— RECORDS PROVIDED —
==============================
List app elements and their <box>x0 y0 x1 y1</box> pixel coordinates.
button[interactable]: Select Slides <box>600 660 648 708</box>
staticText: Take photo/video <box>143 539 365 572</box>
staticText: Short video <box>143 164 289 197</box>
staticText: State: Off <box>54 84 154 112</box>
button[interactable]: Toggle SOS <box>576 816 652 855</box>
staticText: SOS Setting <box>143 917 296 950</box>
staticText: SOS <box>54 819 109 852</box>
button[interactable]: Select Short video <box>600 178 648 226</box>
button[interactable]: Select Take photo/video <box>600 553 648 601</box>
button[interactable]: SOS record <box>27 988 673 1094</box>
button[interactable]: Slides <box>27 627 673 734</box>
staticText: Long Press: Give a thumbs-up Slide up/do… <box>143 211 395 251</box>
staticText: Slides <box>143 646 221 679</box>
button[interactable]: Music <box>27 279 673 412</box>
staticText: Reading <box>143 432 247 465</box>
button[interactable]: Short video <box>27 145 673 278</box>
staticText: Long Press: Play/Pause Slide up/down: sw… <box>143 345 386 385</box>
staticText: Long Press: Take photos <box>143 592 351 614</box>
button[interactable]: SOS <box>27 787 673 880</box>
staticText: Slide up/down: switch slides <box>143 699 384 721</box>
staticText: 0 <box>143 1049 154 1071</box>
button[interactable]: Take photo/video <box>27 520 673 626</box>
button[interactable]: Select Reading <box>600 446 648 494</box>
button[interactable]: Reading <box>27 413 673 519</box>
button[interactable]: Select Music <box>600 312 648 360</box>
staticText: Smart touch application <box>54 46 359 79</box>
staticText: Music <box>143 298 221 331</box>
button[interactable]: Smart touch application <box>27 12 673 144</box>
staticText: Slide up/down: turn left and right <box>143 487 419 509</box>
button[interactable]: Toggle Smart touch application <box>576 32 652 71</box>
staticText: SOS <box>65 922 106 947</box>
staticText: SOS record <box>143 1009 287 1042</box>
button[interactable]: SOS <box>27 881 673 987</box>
==============================
— REQUEST —
Return every row above verbatim, in the same order and with nothing altered.

— RESULT OF THE TASK —
List app elements and their <box>x0 y0 x1 y1</box> pixel coordinates.
button[interactable]: Select Slides <box>600 660 648 708</box>
staticText: Take photo/video <box>143 539 365 572</box>
staticText: Short video <box>143 164 289 197</box>
staticText: State: Off <box>54 84 154 112</box>
button[interactable]: Toggle SOS <box>576 816 652 855</box>
staticText: SOS Setting <box>143 917 296 950</box>
staticText: SOS <box>54 819 109 852</box>
button[interactable]: Select Short video <box>600 178 648 226</box>
button[interactable]: Select Take photo/video <box>600 553 648 601</box>
button[interactable]: SOS record <box>27 988 673 1094</box>
button[interactable]: Slides <box>27 627 673 734</box>
staticText: Long Press: Give a thumbs-up Slide up/do… <box>143 211 395 251</box>
staticText: Slides <box>143 646 221 679</box>
button[interactable]: Music <box>27 279 673 412</box>
staticText: Reading <box>143 432 247 465</box>
button[interactable]: Short video <box>27 145 673 278</box>
staticText: Long Press: Play/Pause Slide up/down: sw… <box>143 345 386 385</box>
staticText: Long Press: Take photos <box>143 592 351 614</box>
button[interactable]: SOS <box>27 787 673 880</box>
staticText: Slide up/down: switch slides <box>143 699 384 721</box>
staticText: 0 <box>143 1049 154 1071</box>
button[interactable]: Take photo/video <box>27 520 673 626</box>
button[interactable]: Select Reading <box>600 446 648 494</box>
button[interactable]: Reading <box>27 413 673 519</box>
button[interactable]: Select Music <box>600 312 648 360</box>
staticText: Smart touch application <box>54 46 359 79</box>
staticText: Music <box>143 298 221 331</box>
button[interactable]: Smart touch application <box>27 12 673 144</box>
staticText: Slide up/down: turn left and right <box>143 487 419 509</box>
button[interactable]: Toggle Smart touch application <box>576 32 652 71</box>
staticText: SOS <box>65 922 106 947</box>
staticText: SOS record <box>143 1009 287 1042</box>
button[interactable]: SOS <box>27 881 673 987</box>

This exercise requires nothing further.